Task details ::
Copy out all the records exactly.

# Provided material start

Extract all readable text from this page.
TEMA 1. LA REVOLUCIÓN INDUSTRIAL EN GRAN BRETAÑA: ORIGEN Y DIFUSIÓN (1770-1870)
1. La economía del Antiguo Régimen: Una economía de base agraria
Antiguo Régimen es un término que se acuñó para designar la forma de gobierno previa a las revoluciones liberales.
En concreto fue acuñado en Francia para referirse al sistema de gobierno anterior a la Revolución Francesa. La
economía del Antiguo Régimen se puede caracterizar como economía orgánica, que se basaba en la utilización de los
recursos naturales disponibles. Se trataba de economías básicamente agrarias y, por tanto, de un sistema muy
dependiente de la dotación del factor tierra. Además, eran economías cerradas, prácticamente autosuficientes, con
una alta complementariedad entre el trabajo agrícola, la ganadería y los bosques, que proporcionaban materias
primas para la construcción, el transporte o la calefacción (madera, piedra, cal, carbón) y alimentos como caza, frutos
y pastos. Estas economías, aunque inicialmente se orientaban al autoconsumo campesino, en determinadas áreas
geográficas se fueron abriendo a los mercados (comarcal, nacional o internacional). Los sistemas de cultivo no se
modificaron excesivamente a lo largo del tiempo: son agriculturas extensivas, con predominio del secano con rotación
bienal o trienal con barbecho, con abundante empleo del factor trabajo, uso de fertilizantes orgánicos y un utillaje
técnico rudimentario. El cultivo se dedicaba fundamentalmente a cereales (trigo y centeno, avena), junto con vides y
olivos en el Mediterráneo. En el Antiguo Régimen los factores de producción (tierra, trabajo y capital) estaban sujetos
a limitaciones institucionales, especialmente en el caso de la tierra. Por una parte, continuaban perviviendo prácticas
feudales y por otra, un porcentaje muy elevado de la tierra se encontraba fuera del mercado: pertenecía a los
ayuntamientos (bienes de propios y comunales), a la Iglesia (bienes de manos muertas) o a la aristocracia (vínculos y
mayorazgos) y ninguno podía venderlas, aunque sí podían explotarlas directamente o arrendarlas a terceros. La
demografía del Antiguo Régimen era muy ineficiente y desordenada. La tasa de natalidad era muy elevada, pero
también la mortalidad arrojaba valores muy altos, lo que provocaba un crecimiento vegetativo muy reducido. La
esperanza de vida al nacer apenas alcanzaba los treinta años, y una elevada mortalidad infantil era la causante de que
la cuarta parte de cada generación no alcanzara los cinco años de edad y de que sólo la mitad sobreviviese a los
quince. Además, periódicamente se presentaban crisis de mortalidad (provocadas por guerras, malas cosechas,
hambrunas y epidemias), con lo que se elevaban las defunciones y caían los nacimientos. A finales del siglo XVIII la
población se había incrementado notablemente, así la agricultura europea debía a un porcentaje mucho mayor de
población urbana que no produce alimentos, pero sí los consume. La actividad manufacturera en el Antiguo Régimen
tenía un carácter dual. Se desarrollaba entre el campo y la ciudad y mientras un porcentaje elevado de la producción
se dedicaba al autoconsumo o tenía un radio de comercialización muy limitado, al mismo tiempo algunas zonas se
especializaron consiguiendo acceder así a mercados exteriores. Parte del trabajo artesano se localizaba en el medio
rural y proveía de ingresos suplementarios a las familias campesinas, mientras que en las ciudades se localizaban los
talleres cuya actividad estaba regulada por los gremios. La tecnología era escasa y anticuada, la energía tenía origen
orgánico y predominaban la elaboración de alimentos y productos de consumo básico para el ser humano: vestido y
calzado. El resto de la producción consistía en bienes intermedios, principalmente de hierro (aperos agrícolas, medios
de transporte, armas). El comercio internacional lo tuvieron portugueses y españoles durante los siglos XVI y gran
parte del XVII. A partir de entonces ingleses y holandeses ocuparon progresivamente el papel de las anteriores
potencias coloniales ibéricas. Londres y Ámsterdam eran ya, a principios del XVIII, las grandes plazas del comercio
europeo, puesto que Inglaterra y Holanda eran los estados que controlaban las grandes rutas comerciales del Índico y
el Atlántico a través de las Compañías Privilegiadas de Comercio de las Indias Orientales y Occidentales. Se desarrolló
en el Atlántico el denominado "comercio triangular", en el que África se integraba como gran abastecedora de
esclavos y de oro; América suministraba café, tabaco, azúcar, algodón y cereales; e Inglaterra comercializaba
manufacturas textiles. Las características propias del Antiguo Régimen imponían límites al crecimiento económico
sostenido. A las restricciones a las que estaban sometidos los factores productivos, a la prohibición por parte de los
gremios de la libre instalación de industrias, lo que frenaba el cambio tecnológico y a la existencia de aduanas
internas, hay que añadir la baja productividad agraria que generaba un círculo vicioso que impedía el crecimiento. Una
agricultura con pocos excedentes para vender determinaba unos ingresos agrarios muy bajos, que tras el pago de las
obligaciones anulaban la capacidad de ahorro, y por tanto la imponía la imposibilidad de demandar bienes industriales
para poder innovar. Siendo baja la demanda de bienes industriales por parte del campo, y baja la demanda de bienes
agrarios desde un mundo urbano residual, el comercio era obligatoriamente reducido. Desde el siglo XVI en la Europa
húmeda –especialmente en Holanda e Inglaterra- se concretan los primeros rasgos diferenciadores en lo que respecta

# Provided material end

Task result ::
Extract all readable text from this page.
TEMA 1. LA REVOLUCIÓN INDUSTRIAL EN GRAN BRETAÑA: ORIGEN Y DIFUSIÓN (1770-1870)
1. La economía del Antiguo Régimen: Una economía de base agraria
Antiguo Régimen es un término que se acuñó para designar la forma de gobierno previa a las revoluciones liberales.
En concreto fue acuñado en Francia para referirse al sistema de gobierno anterior a la Revolución Francesa. La
economía del Antiguo Régimen se puede caracterizar como economía orgánica, que se basaba en la utilización de los
recursos naturales disponibles. Se trataba de economías básicamente agrarias y, por tanto, de un sistema muy
dependiente de la dotación del factor tierra. Además, eran economías cerradas, prácticamente autosuficientes, con
una alta complementariedad entre el trabajo agrícola, la ganadería y los bosques, que proporcionaban materias
primas para la construcción, el transporte o la calefacción (madera, piedra, cal, carbón) y alimentos como caza, frutos
y pastos. Estas economías, aunque inicialmente se orientaban al autoconsumo campesino, en determinadas áreas
geográficas se fueron abriendo a los mercados (comarcal, nacional o internacional). Los sistemas de cultivo no se
modificaron excesivamente a lo largo del tiempo: son agriculturas extensivas, con predominio del secano con rotación
bienal o trienal con barbecho, con abundante empleo del factor trabajo, uso de fertilizantes orgánicos y un utillaje
técnico rudimentario. El cultivo se dedicaba fundamentalmente a cereales (trigo y centeno, avena), junto con vides y
olivos en el Mediterráneo. En el Antiguo Régimen los factores de producción (tierra, trabajo y capital) estaban sujetos
a limitaciones institucionales, especialmente en el caso de la tierra. Por una parte, continuaban perviviendo prácticas
feudales y por otra, un porcentaje muy elevado de la tierra se encontraba fuera del mercado: pertenecía a los
ayuntamientos (bienes de propios y comunales), a la Iglesia (bienes de manos muertas) o a la aristocracia (vínculos y
mayorazgos) y ninguno podía venderlas, aunque sí podían explotarlas directamente o arrendarlas a terceros. La
demografía del Antiguo Régimen era muy ineficiente y desordenada. La tasa de natalidad era muy elevada, pero
también la mortalidad arrojaba valores muy altos, lo que provocaba un crecimiento vegetativo muy reducido. La
esperanza de vida al nacer apenas alcanzaba los treinta años, y una elevada mortalidad infantil era la causante de que
la cuarta parte de cada generación no alcanzara los cinco años de edad y de que sólo la mitad sobreviviese a los
quince. Además, periódicamente se presentaban crisis de mortalidad (provocadas por guerras, malas cosechas,
hambrunas y epidemias), con lo que se elevaban las defunciones y caían los nacimientos. A finales del siglo XVIII la
población se había incrementado notablemente, así la agricultura europea debía a un porcentaje mucho mayor de
población urbana que no produce alimentos, pero sí los consume. La actividad manufacturera en el Antiguo Régimen
tenía un carácter dual. Se desarrollaba entre el campo y la ciudad y mientras un porcentaje elevado de la producción
se dedicaba al autoconsumo o tenía un radio de comercialización muy limitado, al mismo tiempo algunas zonas se
especializaron consiguiendo acceder así a mercados exteriores. Parte del trabajo artesano se localizaba en el medio
rural y proveía de ingresos suplementarios a las familias campesinas, mientras que en las ciudades se localizaban los
talleres cuya actividad estaba regulada por los gremios. La tecnología era escasa y anticuada, la energía tenía origen
orgánico y predominaban la elaboración de alimentos y productos de consumo básico para el ser humano: vestido y
calzado. El resto de la producción consistía en bienes intermedios, principalmente de hierro (aperos agrícolas, medios
de transporte, armas). El comercio internacional lo tuvieron portugueses y españoles durante los siglos XVI y gran
parte del XVII. A partir de entonces ingleses y holandeses ocuparon progresivamente el papel de las anteriores
potencias coloniales ibéricas. Londres y Ámsterdam eran ya, a principios del XVIII, las grandes plazas del comercio
europeo, puesto que Inglaterra y Holanda eran los estados que controlaban las grandes rutas comerciales del Índico y
el Atlántico a través de las Compañías Privilegiadas de Comercio de las Indias Orientales y Occidentales. Se desarrolló
en el Atlántico el denominado "comercio triangular", en el que África se integraba como gran abastecedora de
esclavos y de oro; América suministraba café, tabaco, azúcar, algodón y cereales; e Inglaterra comercializaba
manufacturas textiles. Las características propias del Antiguo Régimen imponían límites al crecimiento económico
sostenido. A las restricciones a las que estaban sometidos los factores productivos, a la prohibición por parte de los
gremios de la libre instalación de industrias, lo que frenaba el cambio tecnológico y a la existencia de aduanas
internas, hay que añadir la baja productividad agraria que generaba un círculo vicioso que impedía el crecimiento. Una
agricultura con pocos excedentes para vender determinaba unos ingresos agrarios muy bajos, que tras el pago de las
obligaciones anulaban la capacidad de ahorro, y por tanto la imponía la imposibilidad de demandar bienes industriales
para poder innovar. Siendo baja la demanda de bienes industriales por parte del campo, y baja la demanda de bienes
agrarios desde un mundo urbano residual, el comercio era obligatoriamente reducido. Desde el siglo XVI en la Europa
húmeda –especialmente en Holanda e Inglaterra- se concretan los primeros rasgos diferenciadores en lo que respecta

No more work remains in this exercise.